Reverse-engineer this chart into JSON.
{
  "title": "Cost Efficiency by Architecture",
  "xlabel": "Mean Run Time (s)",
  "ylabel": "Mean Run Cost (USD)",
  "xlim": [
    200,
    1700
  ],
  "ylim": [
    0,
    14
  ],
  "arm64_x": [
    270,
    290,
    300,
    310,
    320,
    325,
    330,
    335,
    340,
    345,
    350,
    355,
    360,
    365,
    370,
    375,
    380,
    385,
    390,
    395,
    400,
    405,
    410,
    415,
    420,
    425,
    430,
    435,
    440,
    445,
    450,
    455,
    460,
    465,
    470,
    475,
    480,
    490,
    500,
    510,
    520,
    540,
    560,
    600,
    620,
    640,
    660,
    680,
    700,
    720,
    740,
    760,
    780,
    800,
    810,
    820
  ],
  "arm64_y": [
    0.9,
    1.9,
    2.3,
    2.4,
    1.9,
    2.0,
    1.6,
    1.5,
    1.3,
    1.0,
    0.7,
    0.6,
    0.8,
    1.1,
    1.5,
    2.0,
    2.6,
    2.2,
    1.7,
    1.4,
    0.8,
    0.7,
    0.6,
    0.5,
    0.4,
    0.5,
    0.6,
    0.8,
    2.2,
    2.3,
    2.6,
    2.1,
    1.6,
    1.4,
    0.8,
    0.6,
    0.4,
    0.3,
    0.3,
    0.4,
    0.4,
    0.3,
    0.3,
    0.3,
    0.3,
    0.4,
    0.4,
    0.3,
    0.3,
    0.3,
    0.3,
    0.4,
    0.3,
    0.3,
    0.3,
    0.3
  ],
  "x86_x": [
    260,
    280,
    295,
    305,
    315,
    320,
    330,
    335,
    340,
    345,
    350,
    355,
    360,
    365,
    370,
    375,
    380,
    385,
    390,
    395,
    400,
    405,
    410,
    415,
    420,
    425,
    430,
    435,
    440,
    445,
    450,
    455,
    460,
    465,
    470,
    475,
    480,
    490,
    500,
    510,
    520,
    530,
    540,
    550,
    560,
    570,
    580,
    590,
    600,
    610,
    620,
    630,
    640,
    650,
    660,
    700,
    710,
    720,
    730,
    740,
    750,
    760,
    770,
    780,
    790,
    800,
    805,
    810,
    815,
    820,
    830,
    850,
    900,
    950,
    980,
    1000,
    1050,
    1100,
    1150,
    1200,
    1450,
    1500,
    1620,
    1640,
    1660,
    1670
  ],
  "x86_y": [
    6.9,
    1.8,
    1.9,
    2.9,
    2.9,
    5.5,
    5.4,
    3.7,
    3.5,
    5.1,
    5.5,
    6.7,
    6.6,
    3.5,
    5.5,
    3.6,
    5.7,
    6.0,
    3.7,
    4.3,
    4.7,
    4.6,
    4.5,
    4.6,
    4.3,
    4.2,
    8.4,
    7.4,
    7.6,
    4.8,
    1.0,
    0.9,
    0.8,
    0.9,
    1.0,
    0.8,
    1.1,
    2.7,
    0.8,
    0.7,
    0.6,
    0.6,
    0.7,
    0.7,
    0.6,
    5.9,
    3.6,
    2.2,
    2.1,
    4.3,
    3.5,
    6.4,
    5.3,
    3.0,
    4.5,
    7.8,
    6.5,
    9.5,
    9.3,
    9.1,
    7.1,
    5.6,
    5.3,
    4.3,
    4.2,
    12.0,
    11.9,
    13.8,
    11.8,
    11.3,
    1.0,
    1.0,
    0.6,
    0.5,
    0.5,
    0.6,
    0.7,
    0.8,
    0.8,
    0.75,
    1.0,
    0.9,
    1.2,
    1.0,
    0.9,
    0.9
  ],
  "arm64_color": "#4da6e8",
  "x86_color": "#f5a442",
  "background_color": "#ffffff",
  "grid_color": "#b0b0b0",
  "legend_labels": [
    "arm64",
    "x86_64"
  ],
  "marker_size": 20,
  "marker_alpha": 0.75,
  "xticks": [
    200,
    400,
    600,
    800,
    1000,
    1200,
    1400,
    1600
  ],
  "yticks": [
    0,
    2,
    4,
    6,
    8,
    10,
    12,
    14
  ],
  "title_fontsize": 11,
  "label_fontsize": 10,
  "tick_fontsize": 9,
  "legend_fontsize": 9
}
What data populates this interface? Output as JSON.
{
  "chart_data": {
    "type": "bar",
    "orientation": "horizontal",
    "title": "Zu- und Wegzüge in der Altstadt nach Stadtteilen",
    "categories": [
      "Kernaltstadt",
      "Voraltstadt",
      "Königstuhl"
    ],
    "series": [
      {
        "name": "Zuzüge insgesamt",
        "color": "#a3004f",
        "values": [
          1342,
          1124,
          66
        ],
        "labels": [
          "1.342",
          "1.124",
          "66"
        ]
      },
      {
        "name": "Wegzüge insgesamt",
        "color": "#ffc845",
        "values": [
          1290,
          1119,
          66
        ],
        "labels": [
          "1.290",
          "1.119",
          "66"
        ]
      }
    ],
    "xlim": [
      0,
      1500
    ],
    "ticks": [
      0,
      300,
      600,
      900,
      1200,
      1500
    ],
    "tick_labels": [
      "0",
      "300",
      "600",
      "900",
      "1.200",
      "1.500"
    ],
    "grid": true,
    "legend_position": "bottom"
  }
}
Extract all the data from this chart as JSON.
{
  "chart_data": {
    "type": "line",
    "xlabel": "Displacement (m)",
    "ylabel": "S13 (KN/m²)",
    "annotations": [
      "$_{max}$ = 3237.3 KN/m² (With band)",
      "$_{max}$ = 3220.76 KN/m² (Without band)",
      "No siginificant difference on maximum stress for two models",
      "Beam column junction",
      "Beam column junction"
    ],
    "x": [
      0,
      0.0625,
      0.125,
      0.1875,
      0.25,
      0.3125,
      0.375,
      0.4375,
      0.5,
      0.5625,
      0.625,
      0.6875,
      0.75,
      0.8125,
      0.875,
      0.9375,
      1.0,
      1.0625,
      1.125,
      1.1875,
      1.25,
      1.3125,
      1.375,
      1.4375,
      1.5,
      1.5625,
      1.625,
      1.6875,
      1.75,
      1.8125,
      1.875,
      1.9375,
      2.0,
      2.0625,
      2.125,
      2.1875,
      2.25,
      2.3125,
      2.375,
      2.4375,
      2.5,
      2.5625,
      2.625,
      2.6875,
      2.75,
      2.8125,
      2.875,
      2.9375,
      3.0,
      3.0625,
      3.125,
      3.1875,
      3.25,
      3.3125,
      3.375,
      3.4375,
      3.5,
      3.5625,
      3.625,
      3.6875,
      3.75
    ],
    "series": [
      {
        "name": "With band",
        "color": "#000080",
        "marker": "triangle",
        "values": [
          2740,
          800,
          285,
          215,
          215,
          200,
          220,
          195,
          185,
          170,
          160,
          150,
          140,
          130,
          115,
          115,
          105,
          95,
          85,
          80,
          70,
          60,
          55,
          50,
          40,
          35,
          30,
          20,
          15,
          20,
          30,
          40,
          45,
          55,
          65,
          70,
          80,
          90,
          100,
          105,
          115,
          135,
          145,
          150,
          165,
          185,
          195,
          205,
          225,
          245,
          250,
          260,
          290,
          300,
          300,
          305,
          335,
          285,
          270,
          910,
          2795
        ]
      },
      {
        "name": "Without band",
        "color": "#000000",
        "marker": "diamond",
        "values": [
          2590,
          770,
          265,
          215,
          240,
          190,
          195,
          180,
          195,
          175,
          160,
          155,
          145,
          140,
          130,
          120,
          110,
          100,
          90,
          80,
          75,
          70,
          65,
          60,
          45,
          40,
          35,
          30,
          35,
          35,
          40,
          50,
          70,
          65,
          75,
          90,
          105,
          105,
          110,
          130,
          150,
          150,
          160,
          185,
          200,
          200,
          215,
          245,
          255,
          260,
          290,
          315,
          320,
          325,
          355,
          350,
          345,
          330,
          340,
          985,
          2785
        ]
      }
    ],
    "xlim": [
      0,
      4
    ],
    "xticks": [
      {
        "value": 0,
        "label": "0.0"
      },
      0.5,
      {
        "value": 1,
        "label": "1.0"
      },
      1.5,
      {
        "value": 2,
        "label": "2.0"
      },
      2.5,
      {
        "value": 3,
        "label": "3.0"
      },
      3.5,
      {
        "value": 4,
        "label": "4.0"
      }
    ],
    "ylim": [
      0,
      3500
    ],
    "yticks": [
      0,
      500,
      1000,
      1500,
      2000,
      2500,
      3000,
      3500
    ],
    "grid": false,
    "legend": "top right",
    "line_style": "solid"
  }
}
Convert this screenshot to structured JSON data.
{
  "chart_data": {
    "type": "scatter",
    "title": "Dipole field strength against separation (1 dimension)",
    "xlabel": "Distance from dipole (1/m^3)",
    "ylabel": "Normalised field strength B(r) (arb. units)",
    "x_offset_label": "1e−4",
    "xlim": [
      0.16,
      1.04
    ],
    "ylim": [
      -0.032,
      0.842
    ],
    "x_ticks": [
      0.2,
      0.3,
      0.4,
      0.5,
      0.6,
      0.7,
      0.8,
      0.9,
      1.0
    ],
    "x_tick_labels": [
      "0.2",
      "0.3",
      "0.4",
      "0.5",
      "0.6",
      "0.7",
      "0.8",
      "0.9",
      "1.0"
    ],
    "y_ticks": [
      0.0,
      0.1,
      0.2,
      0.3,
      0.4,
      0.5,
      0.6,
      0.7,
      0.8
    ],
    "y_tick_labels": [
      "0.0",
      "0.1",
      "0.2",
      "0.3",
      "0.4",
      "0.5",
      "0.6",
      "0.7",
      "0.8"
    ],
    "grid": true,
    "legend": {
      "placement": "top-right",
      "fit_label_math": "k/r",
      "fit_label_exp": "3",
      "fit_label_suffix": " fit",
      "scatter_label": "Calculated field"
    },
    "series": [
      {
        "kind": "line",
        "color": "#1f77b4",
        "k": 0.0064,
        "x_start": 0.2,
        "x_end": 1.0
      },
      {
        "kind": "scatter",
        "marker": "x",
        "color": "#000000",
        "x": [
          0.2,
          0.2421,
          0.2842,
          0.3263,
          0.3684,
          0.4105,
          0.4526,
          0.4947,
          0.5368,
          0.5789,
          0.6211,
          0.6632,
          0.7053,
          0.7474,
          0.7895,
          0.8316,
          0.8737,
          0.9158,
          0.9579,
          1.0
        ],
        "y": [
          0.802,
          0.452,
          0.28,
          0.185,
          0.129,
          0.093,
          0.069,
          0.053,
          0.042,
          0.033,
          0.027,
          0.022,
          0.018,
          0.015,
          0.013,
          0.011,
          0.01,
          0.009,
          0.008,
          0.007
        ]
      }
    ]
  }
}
━━━━━━━━━━━━━━━━━━━━
## Task instructions
Copy each line of the preceding data that contains the string "Wegzüge".

## Output
    "title": "Zu- und Wegzüge in der Altstadt nach Stadtteilen",
        "name": "Wegzüge insgesamt",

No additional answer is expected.